# Exercise:
Quote the records that follow in full, leaving the pictures out.

# The records:

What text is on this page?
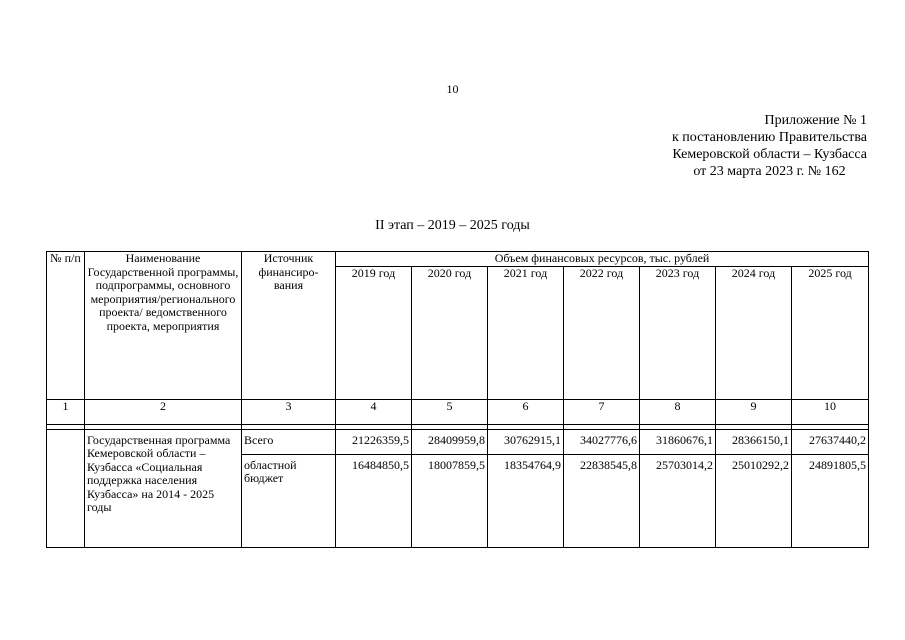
10
Приложение № 1
к постановлению Правительства
Кемеровской области – Кузбасса
от 23 марта 2023 г. № 162
II этап – 2019 – 2025 годы
№ п/п	Наименование Государственной программы, подпрограммы, основного мероприятия/регионального проекта/ ведомственного проекта, мероприятия	Источник финансиро-вания	Объем финансовых ресурсов, тыс. рублей						
			2019 год	2020 год	2021 год	2022 год	2023 год	2024 год	2025 год
1	2	3	4	5	6	7	8	9	10

	Государственная программа Кемеровской области – Кузбасса «Социальная поддержка населения Кузбасса» на 2014 - 2025 годы	Всего	21226359,5	28409959,8	30762915,1	34027776,6	31860676,1	28366150,1	27637440,2
		областной бюджет	16484850,5	18007859,5	18354764,9	22838545,8	25703014,2	25010292,2	24891805,5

# Final answer:
What text is on this page?
10
Приложение № 1
к постановлению Правительства
Кемеровской области – Кузбасса
от 23 марта 2023 г. № 162
II этап – 2019 – 2025 годы
№ п/п	Наименование Государственной программы, подпрограммы, основного мероприятия/регионального проекта/ ведомственного проекта, мероприятия	Источник финансиро-вания	Объем финансовых ресурсов, тыс. рублей						
			2019 год	2020 год	2021 год	2022 год	2023 год	2024 год	2025 год
1	2	3	4	5	6	7	8	9	10

	Государственная программа Кемеровской области – Кузбасса «Социальная поддержка населения Кузбасса» на 2014 - 2025 годы	Всего	21226359,5	28409959,8	30762915,1	34027776,6	31860676,1	28366150,1	27637440,2
		областной бюджет	16484850,5	18007859,5	18354764,9	22838545,8	25703014,2	25010292,2	24891805,5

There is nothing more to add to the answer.